▶ **Given instruction**: Would you repeat the listing exactly but omit every picture?

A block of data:
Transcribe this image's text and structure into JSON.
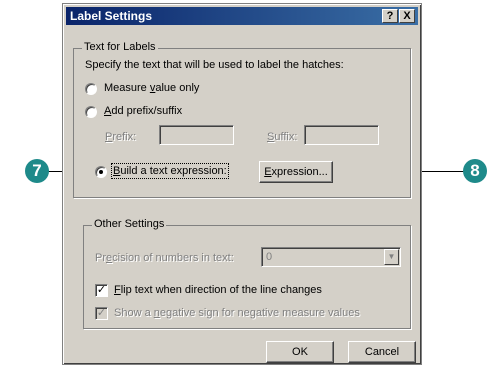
{
  "dialog": {
    "title": "Label Settings",
    "help_label": "?",
    "close_label": "X"
  },
  "text_for_labels": {
    "legend": "Text for Labels",
    "instructions": "Specify the text that will be used to label the hatches:",
    "options": [
      {
        "pre": "Measure ",
        "u": "v",
        "post": "alue only",
        "selected": false
      },
      {
        "pre": "",
        "u": "A",
        "post": "dd prefix/suffix",
        "selected": false
      },
      {
        "pre": "",
        "u": "B",
        "post": "uild a text expression:",
        "selected": true
      }
    ],
    "prefix_label": {
      "pre": "",
      "u": "P",
      "post": "refix:"
    },
    "prefix_value": "",
    "suffix_label": {
      "pre": "",
      "u": "S",
      "post": "uffix:"
    },
    "suffix_value": "",
    "expression_button": {
      "pre": "",
      "u": "E",
      "post": "xpression..."
    }
  },
  "other_settings": {
    "legend": "Other Settings",
    "precision_label": {
      "pre": "Pr",
      "u": "e",
      "post": "cision of numbers in text:"
    },
    "precision_value": "0",
    "flip_text": {
      "pre": "",
      "u": "F",
      "post": "lip text when direction of the line changes",
      "checked": true
    },
    "negative_sign": {
      "pre": "Show a ",
      "u": "n",
      "post": "egative sign for negative measure values",
      "checked": true,
      "enabled": false
    }
  },
  "buttons": {
    "ok": "OK",
    "cancel": "Cancel"
  },
  "callouts": {
    "left": "7",
    "right": "8",
    "color": "#1e8a8a"
  }
}
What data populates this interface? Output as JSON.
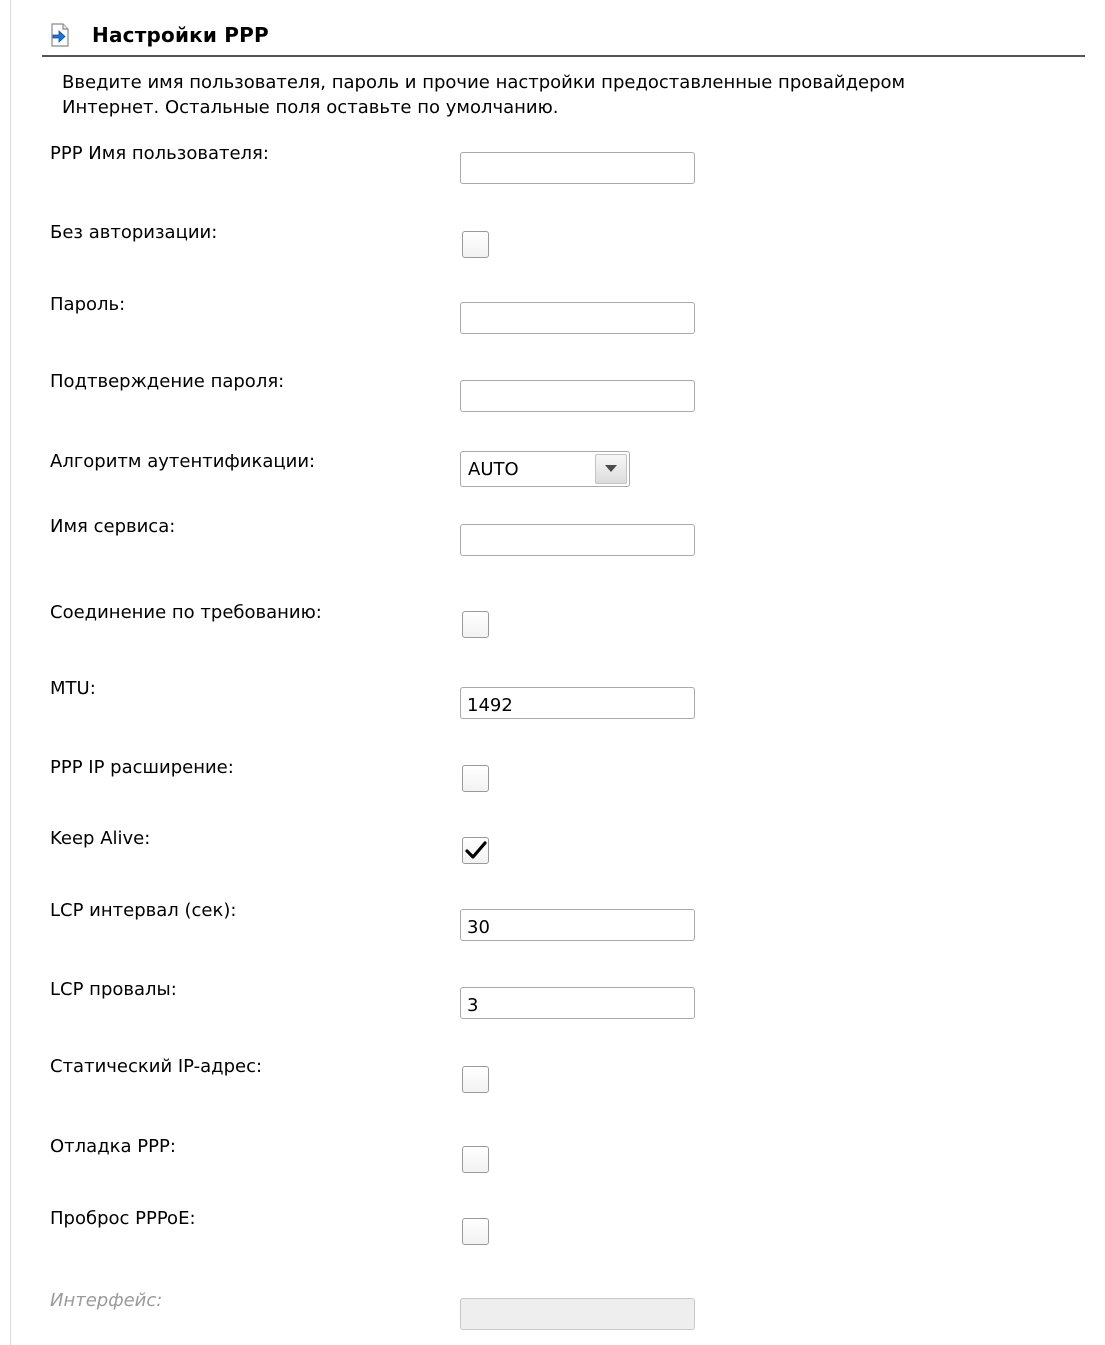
{
  "header": {
    "title": "Настройки PPP",
    "icon": "page-arrow-icon"
  },
  "description": {
    "line1": "Введите имя пользователя, пароль и прочие настройки предоставленные провайдером",
    "line2": "Интернет. Остальные поля оставьте по умолчанию."
  },
  "fields": {
    "ppp_username": {
      "label": "PPP Имя пользователя:",
      "value": ""
    },
    "no_auth": {
      "label": "Без авторизации:",
      "checked": false
    },
    "password": {
      "label": "Пароль:",
      "value": ""
    },
    "password_confirm": {
      "label": "Подтверждение пароля:",
      "value": ""
    },
    "auth_algorithm": {
      "label": "Алгоритм аутентификации:",
      "selected": "AUTO"
    },
    "service_name": {
      "label": "Имя сервиса:",
      "value": ""
    },
    "on_demand": {
      "label": "Соединение по требованию:",
      "checked": false
    },
    "mtu": {
      "label": "MTU:",
      "value": "1492"
    },
    "ppp_ip_extension": {
      "label": "PPP IP расширение:",
      "checked": false
    },
    "keep_alive": {
      "label": "Keep Alive:",
      "checked": true
    },
    "lcp_interval": {
      "label": "LCP интервал (сек):",
      "value": "30"
    },
    "lcp_failures": {
      "label": "LCP провалы:",
      "value": "3"
    },
    "static_ip": {
      "label": "Статический IP-адрес:",
      "checked": false
    },
    "ppp_debug": {
      "label": "Отладка PPP:",
      "checked": false
    },
    "pppoe_passthrough": {
      "label": "Проброс PPPoE:",
      "checked": false
    },
    "interface": {
      "label": "Интерфейс:",
      "value": "",
      "disabled": true
    }
  }
}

▶ **The reply**:
Transcribe this image's text and structure into JSON.
{
  "dialog": {
    "title": "Label Settings",
    "help_label": "?",
    "close_label": "X"
  },
  "text_for_labels": {
    "legend": "Text for Labels",
    "instructions": "Specify the text that will be used to label the hatches:",
    "options": [
      {
        "pre": "Measure ",
        "u": "v",
        "post": "alue only",
        "selected": false
      },
      {
        "pre": "",
        "u": "A",
        "post": "dd prefix/suffix",
        "selected": false
      },
      {
        "pre": "",
        "u": "B",
        "post": "uild a text expression:",
        "selected": true
      }
    ],
    "prefix_label": {
      "pre": "",
      "u": "P",
      "post": "refix:"
    },
    "prefix_value": "",
    "suffix_label": {
      "pre": "",
      "u": "S",
      "post": "uffix:"
    },
    "suffix_value": "",
    "expression_button": {
      "pre": "",
      "u": "E",
      "post": "xpression..."
    }
  },
  "other_settings": {
    "legend": "Other Settings",
    "precision_label": {
      "pre": "Pr",
      "u": "e",
      "post": "cision of numbers in text:"
    },
    "precision_value": "0",
    "flip_text": {
      "pre": "",
      "u": "F",
      "post": "lip text when direction of the line changes",
      "checked": true
    },
    "negative_sign": {
      "pre": "Show a ",
      "u": "n",
      "post": "egative sign for negative measure values",
      "checked": true,
      "enabled": false
    }
  },
  "buttons": {
    "ok": "OK",
    "cancel": "Cancel"
  },
  "callouts": {
    "left": "7",
    "right": "8",
    "color": "#1e8a8a"
  }
}
What data populates this interface? Output as JSON.
{
  "header": {
    "title": "Настройки PPP",
    "icon": "page-arrow-icon"
  },
  "description": {
    "line1": "Введите имя пользователя, пароль и прочие настройки предоставленные провайдером",
    "line2": "Интернет. Остальные поля оставьте по умолчанию."
  },
  "fields": {
    "ppp_username": {
      "label": "PPP Имя пользователя:",
      "value": ""
    },
    "no_auth": {
      "label": "Без авторизации:",
      "checked": false
    },
    "password": {
      "label": "Пароль:",
      "value": ""
    },
    "password_confirm": {
      "label": "Подтверждение пароля:",
      "value": ""
    },
    "auth_algorithm": {
      "label": "Алгоритм аутентификации:",
      "selected": "AUTO"
    },
    "service_name": {
      "label": "Имя сервиса:",
      "value": ""
    },
    "on_demand": {
      "label": "Соединение по требованию:",
      "checked": false
    },
    "mtu": {
      "label": "MTU:",
      "value": "1492"
    },
    "ppp_ip_extension": {
      "label": "PPP IP расширение:",
      "checked": false
    },
    "keep_alive": {
      "label": "Keep Alive:",
      "checked": true
    },
    "lcp_interval": {
      "label": "LCP интервал (сек):",
      "value": "30"
    },
    "lcp_failures": {
      "label": "LCP провалы:",
      "value": "3"
    },
    "static_ip": {
      "label": "Статический IP-адрес:",
      "checked": false
    },
    "ppp_debug": {
      "label": "Отладка PPP:",
      "checked": false
    },
    "pppoe_passthrough": {
      "label": "Проброс PPPoE:",
      "checked": false
    },
    "interface": {
      "label": "Интерфейс:",
      "value": "",
      "disabled": true
    }
  }
}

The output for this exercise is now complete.